Aim of the exercise. Scan the material that follows. Copy every line containing the word "meccanica".

Input records.
▬▬▬▬▬▬▬▬▬▬
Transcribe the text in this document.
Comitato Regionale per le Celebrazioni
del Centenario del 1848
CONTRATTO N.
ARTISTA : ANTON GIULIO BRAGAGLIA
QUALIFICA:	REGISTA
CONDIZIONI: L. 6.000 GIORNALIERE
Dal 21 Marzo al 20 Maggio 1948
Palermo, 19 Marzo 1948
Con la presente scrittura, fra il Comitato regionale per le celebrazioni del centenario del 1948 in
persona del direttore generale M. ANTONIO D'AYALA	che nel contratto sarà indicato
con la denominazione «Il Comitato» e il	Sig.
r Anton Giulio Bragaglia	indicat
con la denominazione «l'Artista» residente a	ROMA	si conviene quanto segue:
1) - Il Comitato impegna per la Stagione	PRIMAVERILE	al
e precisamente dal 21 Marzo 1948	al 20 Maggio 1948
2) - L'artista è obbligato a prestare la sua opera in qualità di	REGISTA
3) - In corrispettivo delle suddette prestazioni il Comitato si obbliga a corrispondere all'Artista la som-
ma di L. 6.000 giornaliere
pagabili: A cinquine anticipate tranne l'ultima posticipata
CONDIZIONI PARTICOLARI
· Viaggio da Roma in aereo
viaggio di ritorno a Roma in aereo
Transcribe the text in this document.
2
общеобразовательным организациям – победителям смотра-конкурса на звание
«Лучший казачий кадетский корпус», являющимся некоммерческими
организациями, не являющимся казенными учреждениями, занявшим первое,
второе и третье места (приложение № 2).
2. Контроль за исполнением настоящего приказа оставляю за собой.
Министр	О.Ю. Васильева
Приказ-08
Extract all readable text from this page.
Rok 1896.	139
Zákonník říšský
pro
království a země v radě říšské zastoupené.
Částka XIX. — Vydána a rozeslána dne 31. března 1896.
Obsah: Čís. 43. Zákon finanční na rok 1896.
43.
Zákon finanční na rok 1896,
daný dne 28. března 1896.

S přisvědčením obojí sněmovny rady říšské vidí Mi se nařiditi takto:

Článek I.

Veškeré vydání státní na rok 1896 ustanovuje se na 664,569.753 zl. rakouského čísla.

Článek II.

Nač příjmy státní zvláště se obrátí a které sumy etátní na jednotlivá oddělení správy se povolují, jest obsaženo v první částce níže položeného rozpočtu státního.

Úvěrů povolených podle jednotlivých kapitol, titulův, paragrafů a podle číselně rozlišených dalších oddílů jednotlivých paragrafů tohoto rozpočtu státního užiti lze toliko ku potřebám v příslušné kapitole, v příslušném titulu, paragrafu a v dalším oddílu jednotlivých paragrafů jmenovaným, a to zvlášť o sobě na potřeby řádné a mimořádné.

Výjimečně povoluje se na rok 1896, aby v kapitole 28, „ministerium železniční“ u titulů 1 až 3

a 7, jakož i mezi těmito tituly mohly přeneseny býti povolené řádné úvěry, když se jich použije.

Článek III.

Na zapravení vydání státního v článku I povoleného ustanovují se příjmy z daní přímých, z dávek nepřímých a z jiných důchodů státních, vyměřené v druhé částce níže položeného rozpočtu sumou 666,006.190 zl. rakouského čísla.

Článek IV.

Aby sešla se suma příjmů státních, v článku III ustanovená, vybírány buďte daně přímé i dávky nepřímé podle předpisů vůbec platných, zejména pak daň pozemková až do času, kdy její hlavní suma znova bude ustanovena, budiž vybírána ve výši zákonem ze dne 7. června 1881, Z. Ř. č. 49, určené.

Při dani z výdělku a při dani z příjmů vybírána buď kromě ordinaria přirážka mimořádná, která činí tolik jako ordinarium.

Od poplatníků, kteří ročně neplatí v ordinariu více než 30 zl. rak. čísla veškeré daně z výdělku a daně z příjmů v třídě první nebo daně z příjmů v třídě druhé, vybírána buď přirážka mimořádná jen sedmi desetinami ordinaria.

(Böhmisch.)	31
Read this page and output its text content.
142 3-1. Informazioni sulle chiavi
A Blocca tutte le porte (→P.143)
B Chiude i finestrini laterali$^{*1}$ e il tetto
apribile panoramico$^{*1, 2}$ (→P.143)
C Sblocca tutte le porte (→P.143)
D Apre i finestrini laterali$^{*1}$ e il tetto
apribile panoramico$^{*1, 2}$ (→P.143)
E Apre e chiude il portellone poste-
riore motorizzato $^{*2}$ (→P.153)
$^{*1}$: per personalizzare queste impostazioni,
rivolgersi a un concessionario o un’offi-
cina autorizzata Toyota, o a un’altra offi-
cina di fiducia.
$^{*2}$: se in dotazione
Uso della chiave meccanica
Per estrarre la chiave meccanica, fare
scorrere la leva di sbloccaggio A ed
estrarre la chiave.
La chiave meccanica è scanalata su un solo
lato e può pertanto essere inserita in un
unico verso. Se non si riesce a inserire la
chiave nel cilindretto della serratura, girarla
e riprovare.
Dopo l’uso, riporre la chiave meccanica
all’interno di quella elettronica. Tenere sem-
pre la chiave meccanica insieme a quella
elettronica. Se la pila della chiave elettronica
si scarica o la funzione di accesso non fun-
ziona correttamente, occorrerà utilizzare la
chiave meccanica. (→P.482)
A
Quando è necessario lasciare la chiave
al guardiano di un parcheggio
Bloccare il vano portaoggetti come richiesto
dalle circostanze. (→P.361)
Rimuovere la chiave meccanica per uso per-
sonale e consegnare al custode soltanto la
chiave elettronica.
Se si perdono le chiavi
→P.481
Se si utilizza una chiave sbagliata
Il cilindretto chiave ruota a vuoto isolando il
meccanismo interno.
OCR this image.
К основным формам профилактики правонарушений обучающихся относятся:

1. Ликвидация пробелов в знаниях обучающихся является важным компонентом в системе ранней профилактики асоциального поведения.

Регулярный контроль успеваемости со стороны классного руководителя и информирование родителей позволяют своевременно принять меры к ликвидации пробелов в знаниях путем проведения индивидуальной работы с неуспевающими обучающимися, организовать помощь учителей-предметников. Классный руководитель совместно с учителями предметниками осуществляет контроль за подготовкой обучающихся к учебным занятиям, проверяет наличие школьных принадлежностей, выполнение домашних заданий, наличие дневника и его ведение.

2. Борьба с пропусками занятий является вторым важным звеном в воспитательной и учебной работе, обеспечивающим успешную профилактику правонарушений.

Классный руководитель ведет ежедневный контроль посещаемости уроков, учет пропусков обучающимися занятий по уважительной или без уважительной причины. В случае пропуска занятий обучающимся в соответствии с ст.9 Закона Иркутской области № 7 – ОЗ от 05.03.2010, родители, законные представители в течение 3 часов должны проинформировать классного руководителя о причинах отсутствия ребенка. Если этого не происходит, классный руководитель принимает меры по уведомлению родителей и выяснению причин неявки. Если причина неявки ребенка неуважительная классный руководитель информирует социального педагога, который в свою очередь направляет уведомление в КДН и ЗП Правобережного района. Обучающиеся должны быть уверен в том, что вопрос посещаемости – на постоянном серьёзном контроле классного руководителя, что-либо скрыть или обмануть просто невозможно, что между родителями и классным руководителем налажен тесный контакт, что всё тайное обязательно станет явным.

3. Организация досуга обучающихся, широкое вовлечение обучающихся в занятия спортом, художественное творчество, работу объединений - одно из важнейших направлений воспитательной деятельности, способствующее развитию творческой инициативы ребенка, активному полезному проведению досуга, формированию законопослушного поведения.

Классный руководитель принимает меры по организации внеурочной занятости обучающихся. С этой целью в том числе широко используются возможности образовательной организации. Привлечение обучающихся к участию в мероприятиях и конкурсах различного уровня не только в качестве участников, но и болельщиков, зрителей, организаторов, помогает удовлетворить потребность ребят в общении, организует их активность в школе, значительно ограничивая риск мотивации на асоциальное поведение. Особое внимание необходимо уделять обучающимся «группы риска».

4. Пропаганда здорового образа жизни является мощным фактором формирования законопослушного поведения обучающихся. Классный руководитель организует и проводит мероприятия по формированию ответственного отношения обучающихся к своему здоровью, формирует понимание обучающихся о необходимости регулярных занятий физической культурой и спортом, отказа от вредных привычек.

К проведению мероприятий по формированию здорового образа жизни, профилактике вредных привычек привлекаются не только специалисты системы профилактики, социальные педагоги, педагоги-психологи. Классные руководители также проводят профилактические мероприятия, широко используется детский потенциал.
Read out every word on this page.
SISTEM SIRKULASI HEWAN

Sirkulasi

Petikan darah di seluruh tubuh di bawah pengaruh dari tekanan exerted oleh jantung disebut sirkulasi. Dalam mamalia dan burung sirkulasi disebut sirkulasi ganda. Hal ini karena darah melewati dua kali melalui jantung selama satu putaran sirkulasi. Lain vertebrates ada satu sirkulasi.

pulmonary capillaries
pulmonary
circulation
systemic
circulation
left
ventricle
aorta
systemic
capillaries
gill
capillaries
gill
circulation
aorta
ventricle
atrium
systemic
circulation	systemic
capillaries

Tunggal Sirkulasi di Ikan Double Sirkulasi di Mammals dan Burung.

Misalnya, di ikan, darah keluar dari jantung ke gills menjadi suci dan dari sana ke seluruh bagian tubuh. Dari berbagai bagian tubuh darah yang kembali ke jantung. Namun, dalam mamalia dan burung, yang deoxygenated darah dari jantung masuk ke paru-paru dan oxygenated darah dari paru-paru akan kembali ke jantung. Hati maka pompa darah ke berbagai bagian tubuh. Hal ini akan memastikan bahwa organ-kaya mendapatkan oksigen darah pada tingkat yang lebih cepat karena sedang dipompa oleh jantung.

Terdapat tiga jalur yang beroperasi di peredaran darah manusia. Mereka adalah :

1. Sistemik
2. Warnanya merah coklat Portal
▬▬▬▬▬▬▬▬▬▬
In response.
Uso della chiave meccanica
Per estrarre la chiave meccanica, fare
La chiave meccanica è scanalata su un solo
Dopo l’uso, riporre la chiave meccanica
pre la chiave meccanica insieme a quella
chiave meccanica. (→P.482)
Rimuovere la chiave meccanica per uso per-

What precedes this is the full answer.